▶ _Your objective_: Count every line below that contains "Muhammad", then state the total with no other output.

[start of Data in this exercise]

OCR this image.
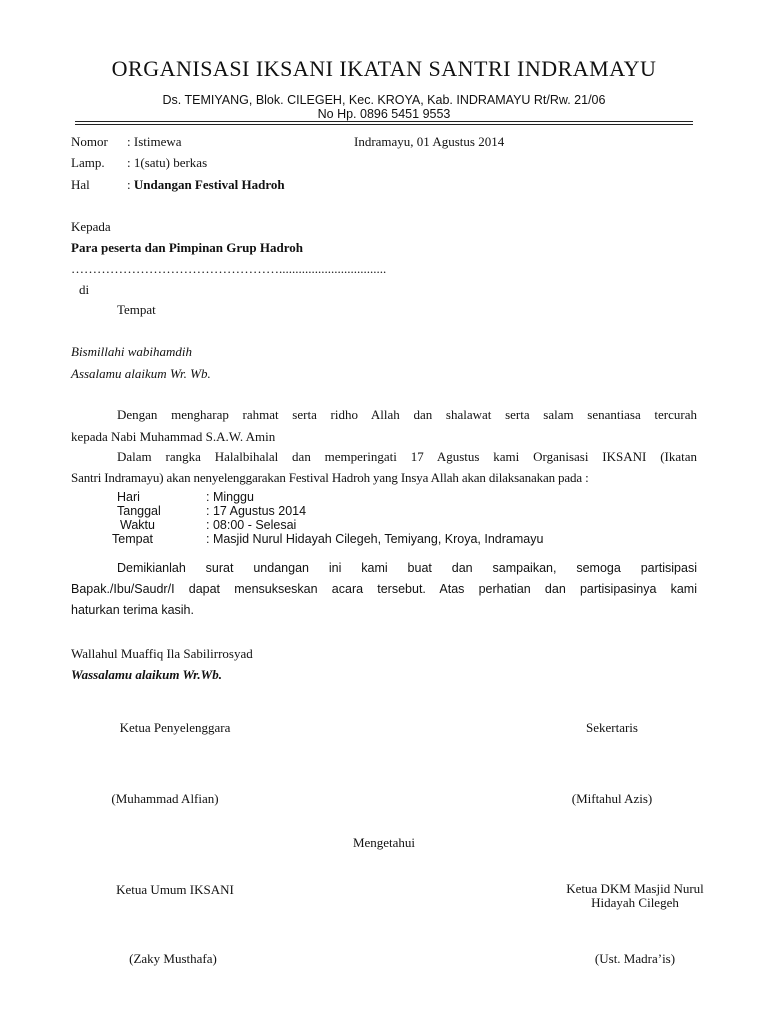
ORGANISASI IKSANI IKATAN SANTRI INDRAMAYU
Ds. TEMIYANG, Blok. CILEGEH, Kec. KROYA, Kab. INDRAMAYU Rt/Rw. 21/06
No Hp. 0896 5451 9553
Nomor : Istimewa	Indramayu, 01 Agustus 2014
Lamp. : 1(satu) berkas
Hal	: Undangan Festival Hadroh
Kepada
Para peserta dan Pimpinan Grup Hadroh
………………………………………….................................
di
Tempat
Bismillahi wabihamdih
Assalamu alaikum Wr. Wb.
Dengan mengharap rahmat serta ridho Allah dan shalawat serta salam senantiasa tercurah
kepada Nabi Muhammad S.A.W. Amin
Dalam rangka Halalbihalal dan memperingati 17 Agustus kami Organisasi IKSANI (Ikatan
Santri Indramayu) akan nenyelenggarakan Festival Hadroh yang Insya Allah akan dilaksanakan pada :
Hari	: Minggu
Tanggal	: 17 Agustus 2014
Waktu	: 08:00 - Selesai
Tempat	: Masjid Nurul Hidayah Cilegeh, Temiyang, Kroya, Indramayu
Demikianlah surat undangan ini kami buat dan sampaikan, semoga partisipasi
Bapak./Ibu/Saudr/I dapat mensukseskan acara tersebut. Atas perhatian dan partisipasinya kami
haturkan terima kasih.
Wallahul Muaffiq Ila Sabilirrosyad
Wassalamu alaikum Wr.Wb.
Ketua Penyelenggara	Sekertaris
(Muhammad Alfian)	(Miftahul Azis)
Mengetahui
Ketua Umum IKSANI	Ketua DKM Masjid Nurul
Hidayah Cilegeh
(Zaky Musthafa)	(Ust. Madra’is)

[end of Data in this exercise]

▶ _Finished task_: 2